Data records

━━━

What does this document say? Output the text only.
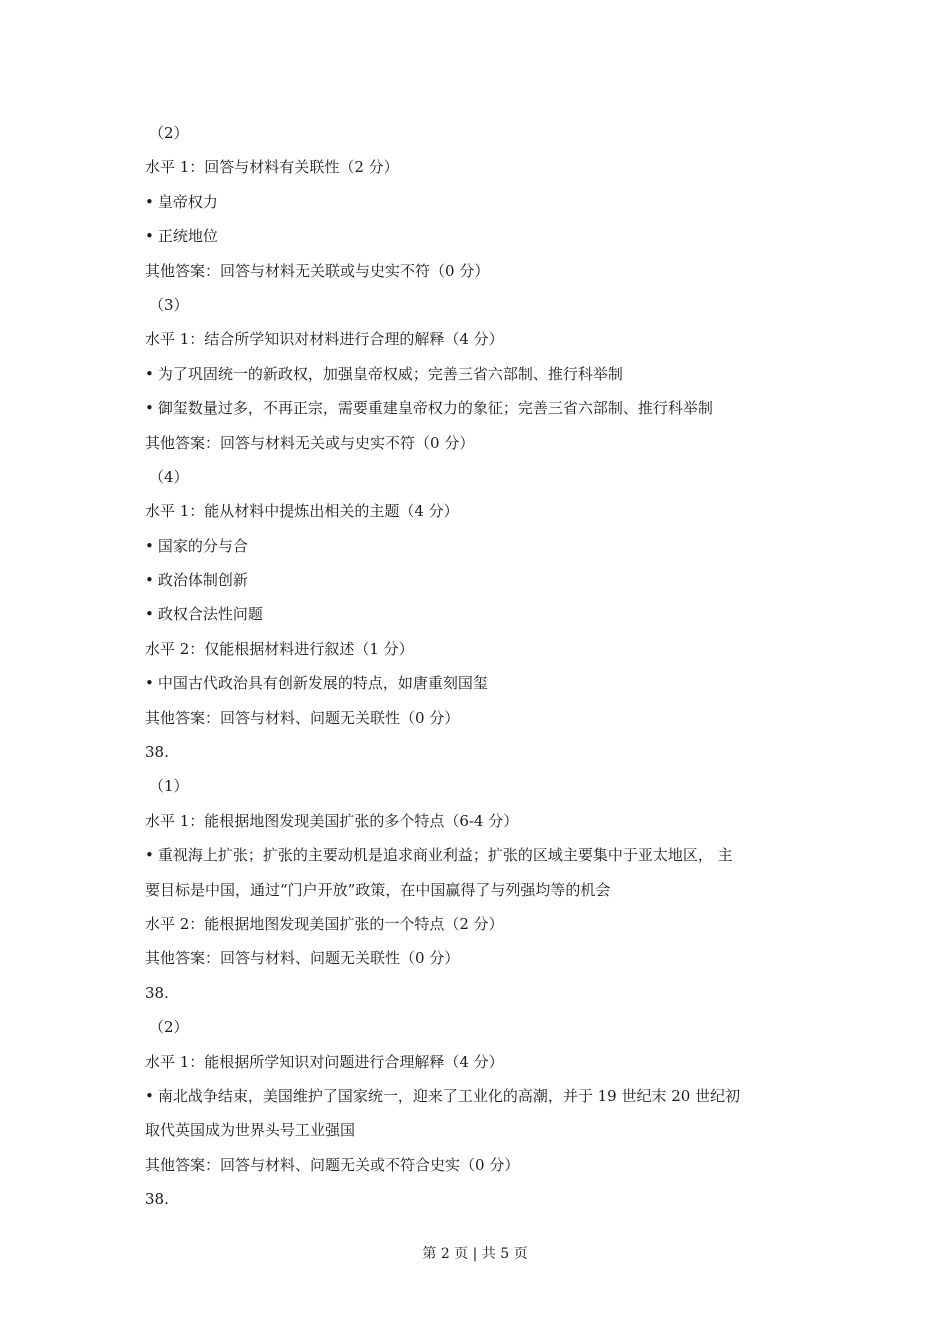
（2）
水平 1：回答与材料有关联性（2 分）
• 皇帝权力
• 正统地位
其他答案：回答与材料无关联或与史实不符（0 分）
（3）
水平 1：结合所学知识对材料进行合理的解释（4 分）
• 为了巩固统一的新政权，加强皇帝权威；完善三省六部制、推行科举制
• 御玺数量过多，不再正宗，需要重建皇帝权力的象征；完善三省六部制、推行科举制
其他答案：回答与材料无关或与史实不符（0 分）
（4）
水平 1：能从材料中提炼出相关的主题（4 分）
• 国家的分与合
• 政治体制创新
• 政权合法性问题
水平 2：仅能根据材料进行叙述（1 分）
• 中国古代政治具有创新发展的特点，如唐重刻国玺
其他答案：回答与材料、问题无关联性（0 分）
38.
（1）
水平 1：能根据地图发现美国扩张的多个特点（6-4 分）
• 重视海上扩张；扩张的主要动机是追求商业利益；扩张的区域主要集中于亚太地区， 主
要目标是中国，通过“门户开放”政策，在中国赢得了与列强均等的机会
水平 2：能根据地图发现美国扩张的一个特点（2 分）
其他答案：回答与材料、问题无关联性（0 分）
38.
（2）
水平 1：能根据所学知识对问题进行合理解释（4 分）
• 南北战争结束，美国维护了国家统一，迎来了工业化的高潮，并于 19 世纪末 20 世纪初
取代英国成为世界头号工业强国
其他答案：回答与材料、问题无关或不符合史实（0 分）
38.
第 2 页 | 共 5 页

━━━

# What to work on
Do not copy the pictures, but repeat every line exactly.

# Full solution
What does this document say? Output the text only.
（2）
水平 1：回答与材料有关联性（2 分）
• 皇帝权力
• 正统地位
其他答案：回答与材料无关联或与史实不符（0 分）
（3）
水平 1：结合所学知识对材料进行合理的解释（4 分）
• 为了巩固统一的新政权，加强皇帝权威；完善三省六部制、推行科举制
• 御玺数量过多，不再正宗，需要重建皇帝权力的象征；完善三省六部制、推行科举制
其他答案：回答与材料无关或与史实不符（0 分）
（4）
水平 1：能从材料中提炼出相关的主题（4 分）
• 国家的分与合
• 政治体制创新
• 政权合法性问题
水平 2：仅能根据材料进行叙述（1 分）
• 中国古代政治具有创新发展的特点，如唐重刻国玺
其他答案：回答与材料、问题无关联性（0 分）
38.
（1）
水平 1：能根据地图发现美国扩张的多个特点（6-4 分）
• 重视海上扩张；扩张的主要动机是追求商业利益；扩张的区域主要集中于亚太地区， 主
要目标是中国，通过“门户开放”政策，在中国赢得了与列强均等的机会
水平 2：能根据地图发现美国扩张的一个特点（2 分）
其他答案：回答与材料、问题无关联性（0 分）
38.
（2）
水平 1：能根据所学知识对问题进行合理解释（4 分）
• 南北战争结束，美国维护了国家统一，迎来了工业化的高潮，并于 19 世纪末 20 世纪初
取代英国成为世界头号工业强国
其他答案：回答与材料、问题无关或不符合史实（0 分）
38.
第 2 页 | 共 5 页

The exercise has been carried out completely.